-- Written exercise --
Output the data below in full, byte for byte. Nothing may differ.

-- Exercise materials --
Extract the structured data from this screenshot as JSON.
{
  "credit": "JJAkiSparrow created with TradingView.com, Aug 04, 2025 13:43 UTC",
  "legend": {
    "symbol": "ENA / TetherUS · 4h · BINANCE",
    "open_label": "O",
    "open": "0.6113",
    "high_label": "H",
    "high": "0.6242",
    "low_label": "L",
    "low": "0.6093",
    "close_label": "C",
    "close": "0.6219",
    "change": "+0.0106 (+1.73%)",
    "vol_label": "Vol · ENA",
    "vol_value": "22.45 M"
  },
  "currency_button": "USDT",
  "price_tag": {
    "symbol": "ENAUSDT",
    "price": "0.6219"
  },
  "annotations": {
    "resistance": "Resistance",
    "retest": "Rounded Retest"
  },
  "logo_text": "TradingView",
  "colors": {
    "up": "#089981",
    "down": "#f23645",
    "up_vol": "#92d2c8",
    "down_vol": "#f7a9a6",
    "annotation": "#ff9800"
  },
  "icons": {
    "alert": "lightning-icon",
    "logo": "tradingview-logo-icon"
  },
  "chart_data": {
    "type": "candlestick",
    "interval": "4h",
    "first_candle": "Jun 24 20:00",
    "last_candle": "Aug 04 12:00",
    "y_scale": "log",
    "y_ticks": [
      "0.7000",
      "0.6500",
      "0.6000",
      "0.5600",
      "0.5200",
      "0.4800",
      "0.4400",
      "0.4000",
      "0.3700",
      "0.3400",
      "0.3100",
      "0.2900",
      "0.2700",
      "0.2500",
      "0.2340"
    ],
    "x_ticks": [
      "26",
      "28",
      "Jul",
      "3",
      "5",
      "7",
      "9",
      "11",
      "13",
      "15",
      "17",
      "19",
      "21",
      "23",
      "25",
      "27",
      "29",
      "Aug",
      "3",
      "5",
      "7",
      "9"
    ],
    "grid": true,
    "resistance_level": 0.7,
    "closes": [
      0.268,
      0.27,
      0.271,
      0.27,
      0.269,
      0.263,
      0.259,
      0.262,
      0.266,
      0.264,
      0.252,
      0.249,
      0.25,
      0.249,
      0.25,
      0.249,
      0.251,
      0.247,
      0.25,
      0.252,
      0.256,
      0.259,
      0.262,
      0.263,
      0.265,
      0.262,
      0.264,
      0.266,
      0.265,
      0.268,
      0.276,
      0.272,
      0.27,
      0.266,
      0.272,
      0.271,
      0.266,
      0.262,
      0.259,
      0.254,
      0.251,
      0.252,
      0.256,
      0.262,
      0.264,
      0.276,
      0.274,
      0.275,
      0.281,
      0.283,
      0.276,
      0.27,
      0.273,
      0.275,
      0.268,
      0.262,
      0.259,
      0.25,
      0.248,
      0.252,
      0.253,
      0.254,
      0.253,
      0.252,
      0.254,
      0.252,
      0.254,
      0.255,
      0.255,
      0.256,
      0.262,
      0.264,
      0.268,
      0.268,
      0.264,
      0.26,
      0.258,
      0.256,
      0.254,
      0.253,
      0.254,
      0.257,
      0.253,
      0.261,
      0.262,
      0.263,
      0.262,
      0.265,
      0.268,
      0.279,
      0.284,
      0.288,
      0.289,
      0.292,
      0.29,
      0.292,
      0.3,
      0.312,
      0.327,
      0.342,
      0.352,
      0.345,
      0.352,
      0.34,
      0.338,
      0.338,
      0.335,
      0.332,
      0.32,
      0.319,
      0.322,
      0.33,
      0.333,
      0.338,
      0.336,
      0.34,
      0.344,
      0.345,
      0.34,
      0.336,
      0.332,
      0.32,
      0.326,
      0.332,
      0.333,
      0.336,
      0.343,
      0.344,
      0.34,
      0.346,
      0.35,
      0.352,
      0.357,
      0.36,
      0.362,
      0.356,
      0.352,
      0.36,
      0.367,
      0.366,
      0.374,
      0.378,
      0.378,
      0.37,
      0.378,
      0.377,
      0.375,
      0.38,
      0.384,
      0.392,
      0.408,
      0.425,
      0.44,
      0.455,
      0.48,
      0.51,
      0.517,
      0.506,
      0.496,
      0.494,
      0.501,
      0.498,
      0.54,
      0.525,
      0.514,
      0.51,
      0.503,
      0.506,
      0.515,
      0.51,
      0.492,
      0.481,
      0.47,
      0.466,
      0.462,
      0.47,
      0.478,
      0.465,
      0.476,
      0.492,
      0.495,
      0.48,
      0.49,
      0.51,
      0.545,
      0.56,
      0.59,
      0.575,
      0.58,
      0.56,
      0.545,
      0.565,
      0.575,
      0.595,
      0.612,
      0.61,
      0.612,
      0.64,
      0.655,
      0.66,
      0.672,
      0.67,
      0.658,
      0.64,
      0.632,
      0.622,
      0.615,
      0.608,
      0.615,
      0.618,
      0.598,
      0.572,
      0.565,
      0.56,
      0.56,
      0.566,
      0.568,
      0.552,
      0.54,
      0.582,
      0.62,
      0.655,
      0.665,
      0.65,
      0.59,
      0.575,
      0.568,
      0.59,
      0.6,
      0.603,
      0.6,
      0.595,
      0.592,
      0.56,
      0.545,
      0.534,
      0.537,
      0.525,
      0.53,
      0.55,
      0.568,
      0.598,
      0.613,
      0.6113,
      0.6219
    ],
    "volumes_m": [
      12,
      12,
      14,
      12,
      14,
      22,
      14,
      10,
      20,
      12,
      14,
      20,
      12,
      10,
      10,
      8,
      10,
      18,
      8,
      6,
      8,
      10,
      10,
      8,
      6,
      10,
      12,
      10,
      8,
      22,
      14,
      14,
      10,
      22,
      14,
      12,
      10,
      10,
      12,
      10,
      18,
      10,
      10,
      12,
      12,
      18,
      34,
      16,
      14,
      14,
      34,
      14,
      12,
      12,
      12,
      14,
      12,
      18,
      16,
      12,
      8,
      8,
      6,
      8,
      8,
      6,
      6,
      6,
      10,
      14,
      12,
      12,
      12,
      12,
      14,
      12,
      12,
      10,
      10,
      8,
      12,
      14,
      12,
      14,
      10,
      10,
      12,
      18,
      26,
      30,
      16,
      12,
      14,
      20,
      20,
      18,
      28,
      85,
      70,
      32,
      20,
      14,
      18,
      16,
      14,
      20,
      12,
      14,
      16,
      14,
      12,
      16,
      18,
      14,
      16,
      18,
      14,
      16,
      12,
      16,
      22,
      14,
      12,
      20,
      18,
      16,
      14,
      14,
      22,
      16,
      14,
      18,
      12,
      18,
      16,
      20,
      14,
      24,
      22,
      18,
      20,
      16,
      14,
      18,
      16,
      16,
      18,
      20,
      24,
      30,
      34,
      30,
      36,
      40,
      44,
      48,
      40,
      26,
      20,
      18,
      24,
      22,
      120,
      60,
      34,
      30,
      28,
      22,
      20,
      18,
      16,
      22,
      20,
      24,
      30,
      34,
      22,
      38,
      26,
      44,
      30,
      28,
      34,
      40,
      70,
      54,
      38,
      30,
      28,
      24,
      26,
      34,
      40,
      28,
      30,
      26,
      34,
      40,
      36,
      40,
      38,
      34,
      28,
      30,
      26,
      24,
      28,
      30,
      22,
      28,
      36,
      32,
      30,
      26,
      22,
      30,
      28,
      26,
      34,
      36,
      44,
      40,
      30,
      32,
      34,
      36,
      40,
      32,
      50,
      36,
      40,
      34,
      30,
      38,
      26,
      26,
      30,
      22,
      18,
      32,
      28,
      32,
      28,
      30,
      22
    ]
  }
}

-- Expected output --
Extract the structured data from this screenshot as JSON.
{
  "credit": "JJAkiSparrow created with TradingView.com, Aug 04, 2025 13:43 UTC",
  "legend": {
    "symbol": "ENA / TetherUS · 4h · BINANCE",
    "open_label": "O",
    "open": "0.6113",
    "high_label": "H",
    "high": "0.6242",
    "low_label": "L",
    "low": "0.6093",
    "close_label": "C",
    "close": "0.6219",
    "change": "+0.0106 (+1.73%)",
    "vol_label": "Vol · ENA",
    "vol_value": "22.45 M"
  },
  "currency_button": "USDT",
  "price_tag": {
    "symbol": "ENAUSDT",
    "price": "0.6219"
  },
  "annotations": {
    "resistance": "Resistance",
    "retest": "Rounded Retest"
  },
  "logo_text": "TradingView",
  "colors": {
    "up": "#089981",
    "down": "#f23645",
    "up_vol": "#92d2c8",
    "down_vol": "#f7a9a6",
    "annotation": "#ff9800"
  },
  "icons": {
    "alert": "lightning-icon",
    "logo": "tradingview-logo-icon"
  },
  "chart_data": {
    "type": "candlestick",
    "interval": "4h",
    "first_candle": "Jun 24 20:00",
    "last_candle": "Aug 04 12:00",
    "y_scale": "log",
    "y_ticks": [
      "0.7000",
      "0.6500",
      "0.6000",
      "0.5600",
      "0.5200",
      "0.4800",
      "0.4400",
      "0.4000",
      "0.3700",
      "0.3400",
      "0.3100",
      "0.2900",
      "0.2700",
      "0.2500",
      "0.2340"
    ],
    "x_ticks": [
      "26",
      "28",
      "Jul",
      "3",
      "5",
      "7",
      "9",
      "11",
      "13",
      "15",
      "17",
      "19",
      "21",
      "23",
      "25",
      "27",
      "29",
      "Aug",
      "3",
      "5",
      "7",
      "9"
    ],
    "grid": true,
    "resistance_level": 0.7,
    "closes": [
      0.268,
      0.27,
      0.271,
      0.27,
      0.269,
      0.263,
      0.259,
      0.262,
      0.266,
      0.264,
      0.252,
      0.249,
      0.25,
      0.249,
      0.25,
      0.249,
      0.251,
      0.247,
      0.25,
      0.252,
      0.256,
      0.259,
      0.262,
      0.263,
      0.265,
      0.262,
      0.264,
      0.266,
      0.265,
      0.268,
      0.276,
      0.272,
      0.27,
      0.266,
      0.272,
      0.271,
      0.266,
      0.262,
      0.259,
      0.254,
      0.251,
      0.252,
      0.256,
      0.262,
      0.264,
      0.276,
      0.274,
      0.275,
      0.281,
      0.283,
      0.276,
      0.27,
      0.273,
      0.275,
      0.268,
      0.262,
      0.259,
      0.25,
      0.248,
      0.252,
      0.253,
      0.254,
      0.253,
      0.252,
      0.254,
      0.252,
      0.254,
      0.255,
      0.255,
      0.256,
      0.262,
      0.264,
      0.268,
      0.268,
      0.264,
      0.26,
      0.258,
      0.256,
      0.254,
      0.253,
      0.254,
      0.257,
      0.253,
      0.261,
      0.262,
      0.263,
      0.262,
      0.265,
      0.268,
      0.279,
      0.284,
      0.288,
      0.289,
      0.292,
      0.29,
      0.292,
      0.3,
      0.312,
      0.327,
      0.342,
      0.352,
      0.345,
      0.352,
      0.34,
      0.338,
      0.338,
      0.335,
      0.332,
      0.32,
      0.319,
      0.322,
      0.33,
      0.333,
      0.338,
      0.336,
      0.34,
      0.344,
      0.345,
      0.34,
      0.336,
      0.332,
      0.32,
      0.326,
      0.332,
      0.333,
      0.336,
      0.343,
      0.344,
      0.34,
      0.346,
      0.35,
      0.352,
      0.357,
      0.36,
      0.362,
      0.356,
      0.352,
      0.36,
      0.367,
      0.366,
      0.374,
      0.378,
      0.378,
      0.37,
      0.378,
      0.377,
      0.375,
      0.38,
      0.384,
      0.392,
      0.408,
      0.425,
      0.44,
      0.455,
      0.48,
      0.51,
      0.517,
      0.506,
      0.496,
      0.494,
      0.501,
      0.498,
      0.54,
      0.525,
      0.514,
      0.51,
      0.503,
      0.506,
      0.515,
      0.51,
      0.492,
      0.481,
      0.47,
      0.466,
      0.462,
      0.47,
      0.478,
      0.465,
      0.476,
      0.492,
      0.495,
      0.48,
      0.49,
      0.51,
      0.545,
      0.56,
      0.59,
      0.575,
      0.58,
      0.56,
      0.545,
      0.565,
      0.575,
      0.595,
      0.612,
      0.61,
      0.612,
      0.64,
      0.655,
      0.66,
      0.672,
      0.67,
      0.658,
      0.64,
      0.632,
      0.622,
      0.615,
      0.608,
      0.615,
      0.618,
      0.598,
      0.572,
      0.565,
      0.56,
      0.56,
      0.566,
      0.568,
      0.552,
      0.54,
      0.582,
      0.62,
      0.655,
      0.665,
      0.65,
      0.59,
      0.575,
      0.568,
      0.59,
      0.6,
      0.603,
      0.6,
      0.595,
      0.592,
      0.56,
      0.545,
      0.534,
      0.537,
      0.525,
      0.53,
      0.55,
      0.568,
      0.598,
      0.613,
      0.6113,
      0.6219
    ],
    "volumes_m": [
      12,
      12,
      14,
      12,
      14,
      22,
      14,
      10,
      20,
      12,
      14,
      20,
      12,
      10,
      10,
      8,
      10,
      18,
      8,
      6,
      8,
      10,
      10,
      8,
      6,
      10,
      12,
      10,
      8,
      22,
      14,
      14,
      10,
      22,
      14,
      12,
      10,
      10,
      12,
      10,
      18,
      10,
      10,
      12,
      12,
      18,
      34,
      16,
      14,
      14,
      34,
      14,
      12,
      12,
      12,
      14,
      12,
      18,
      16,
      12,
      8,
      8,
      6,
      8,
      8,
      6,
      6,
      6,
      10,
      14,
      12,
      12,
      12,
      12,
      14,
      12,
      12,
      10,
      10,
      8,
      12,
      14,
      12,
      14,
      10,
      10,
      12,
      18,
      26,
      30,
      16,
      12,
      14,
      20,
      20,
      18,
      28,
      85,
      70,
      32,
      20,
      14,
      18,
      16,
      14,
      20,
      12,
      14,
      16,
      14,
      12,
      16,
      18,
      14,
      16,
      18,
      14,
      16,
      12,
      16,
      22,
      14,
      12,
      20,
      18,
      16,
      14,
      14,
      22,
      16,
      14,
      18,
      12,
      18,
      16,
      20,
      14,
      24,
      22,
      18,
      20,
      16,
      14,
      18,
      16,
      16,
      18,
      20,
      24,
      30,
      34,
      30,
      36,
      40,
      44,
      48,
      40,
      26,
      20,
      18,
      24,
      22,
      120,
      60,
      34,
      30,
      28,
      22,
      20,
      18,
      16,
      22,
      20,
      24,
      30,
      34,
      22,
      38,
      26,
      44,
      30,
      28,
      34,
      40,
      70,
      54,
      38,
      30,
      28,
      24,
      26,
      34,
      40,
      28,
      30,
      26,
      34,
      40,
      36,
      40,
      38,
      34,
      28,
      30,
      26,
      24,
      28,
      30,
      22,
      28,
      36,
      32,
      30,
      26,
      22,
      30,
      28,
      26,
      34,
      36,
      44,
      40,
      30,
      32,
      34,
      36,
      40,
      32,
      50,
      36,
      40,
      34,
      30,
      38,
      26,
      26,
      30,
      22,
      18,
      32,
      28,
      32,
      28,
      30,
      22
    ]
  }
}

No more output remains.